INPUT
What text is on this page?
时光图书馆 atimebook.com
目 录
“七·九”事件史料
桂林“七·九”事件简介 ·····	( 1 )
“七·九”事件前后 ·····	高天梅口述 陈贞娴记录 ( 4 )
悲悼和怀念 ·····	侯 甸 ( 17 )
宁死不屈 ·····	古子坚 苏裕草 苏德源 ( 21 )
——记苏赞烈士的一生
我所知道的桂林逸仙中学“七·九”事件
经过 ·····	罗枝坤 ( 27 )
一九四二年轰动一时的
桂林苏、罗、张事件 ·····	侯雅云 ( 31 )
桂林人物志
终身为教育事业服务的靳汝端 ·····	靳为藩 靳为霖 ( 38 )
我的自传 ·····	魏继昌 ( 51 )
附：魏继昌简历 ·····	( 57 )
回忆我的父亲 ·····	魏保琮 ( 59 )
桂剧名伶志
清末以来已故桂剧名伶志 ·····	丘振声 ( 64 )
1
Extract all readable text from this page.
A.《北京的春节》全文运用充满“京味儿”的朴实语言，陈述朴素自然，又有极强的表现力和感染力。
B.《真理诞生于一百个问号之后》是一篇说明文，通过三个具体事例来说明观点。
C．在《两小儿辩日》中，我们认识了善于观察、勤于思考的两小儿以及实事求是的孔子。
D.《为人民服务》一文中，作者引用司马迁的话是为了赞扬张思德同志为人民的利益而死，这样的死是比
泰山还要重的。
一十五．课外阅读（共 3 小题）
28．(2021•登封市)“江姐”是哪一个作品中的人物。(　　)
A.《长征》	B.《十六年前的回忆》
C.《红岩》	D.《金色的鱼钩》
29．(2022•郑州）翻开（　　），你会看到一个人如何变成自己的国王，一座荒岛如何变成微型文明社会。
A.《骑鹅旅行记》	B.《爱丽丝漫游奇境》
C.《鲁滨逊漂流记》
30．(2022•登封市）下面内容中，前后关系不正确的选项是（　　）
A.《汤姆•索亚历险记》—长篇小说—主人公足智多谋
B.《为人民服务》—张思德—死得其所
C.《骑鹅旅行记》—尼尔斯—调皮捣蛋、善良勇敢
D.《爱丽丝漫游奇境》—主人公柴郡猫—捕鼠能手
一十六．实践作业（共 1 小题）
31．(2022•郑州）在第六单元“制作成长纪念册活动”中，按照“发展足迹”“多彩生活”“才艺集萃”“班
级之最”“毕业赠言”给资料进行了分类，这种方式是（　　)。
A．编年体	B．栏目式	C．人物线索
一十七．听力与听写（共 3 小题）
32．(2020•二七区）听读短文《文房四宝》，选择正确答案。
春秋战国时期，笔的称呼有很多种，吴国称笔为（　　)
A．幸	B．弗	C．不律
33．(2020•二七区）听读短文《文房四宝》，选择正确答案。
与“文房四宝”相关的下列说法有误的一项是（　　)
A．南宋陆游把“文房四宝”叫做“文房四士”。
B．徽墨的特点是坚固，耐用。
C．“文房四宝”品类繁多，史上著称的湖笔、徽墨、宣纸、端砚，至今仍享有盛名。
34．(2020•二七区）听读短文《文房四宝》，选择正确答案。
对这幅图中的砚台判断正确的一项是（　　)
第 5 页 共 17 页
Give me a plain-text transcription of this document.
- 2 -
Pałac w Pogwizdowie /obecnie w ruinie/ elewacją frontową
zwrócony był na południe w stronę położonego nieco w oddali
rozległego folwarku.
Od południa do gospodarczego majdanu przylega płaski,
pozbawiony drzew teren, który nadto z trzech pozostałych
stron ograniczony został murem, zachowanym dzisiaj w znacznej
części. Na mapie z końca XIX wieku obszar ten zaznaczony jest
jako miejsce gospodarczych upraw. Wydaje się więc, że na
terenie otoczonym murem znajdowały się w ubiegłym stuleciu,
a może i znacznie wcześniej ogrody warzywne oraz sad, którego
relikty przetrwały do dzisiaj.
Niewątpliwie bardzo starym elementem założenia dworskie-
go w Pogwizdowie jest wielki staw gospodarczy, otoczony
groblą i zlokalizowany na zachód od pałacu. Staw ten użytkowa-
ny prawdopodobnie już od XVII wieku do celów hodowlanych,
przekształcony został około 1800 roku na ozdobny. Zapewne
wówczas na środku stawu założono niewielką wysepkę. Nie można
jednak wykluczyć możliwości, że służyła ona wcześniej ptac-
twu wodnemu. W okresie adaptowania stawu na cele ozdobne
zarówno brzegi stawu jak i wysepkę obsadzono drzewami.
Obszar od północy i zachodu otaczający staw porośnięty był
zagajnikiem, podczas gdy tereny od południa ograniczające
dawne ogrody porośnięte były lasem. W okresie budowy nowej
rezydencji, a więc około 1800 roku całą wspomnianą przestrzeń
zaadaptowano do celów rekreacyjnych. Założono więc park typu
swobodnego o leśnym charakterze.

WHAT IS ASKED
Check each line of the records for "celów" and copy the ones that contain it.

SOLUTION
ny prawdopodobnie już od XVII wieku do celów hodowlanych,
zaadaptowano do celów rekreacyjnych. Założono więc park typu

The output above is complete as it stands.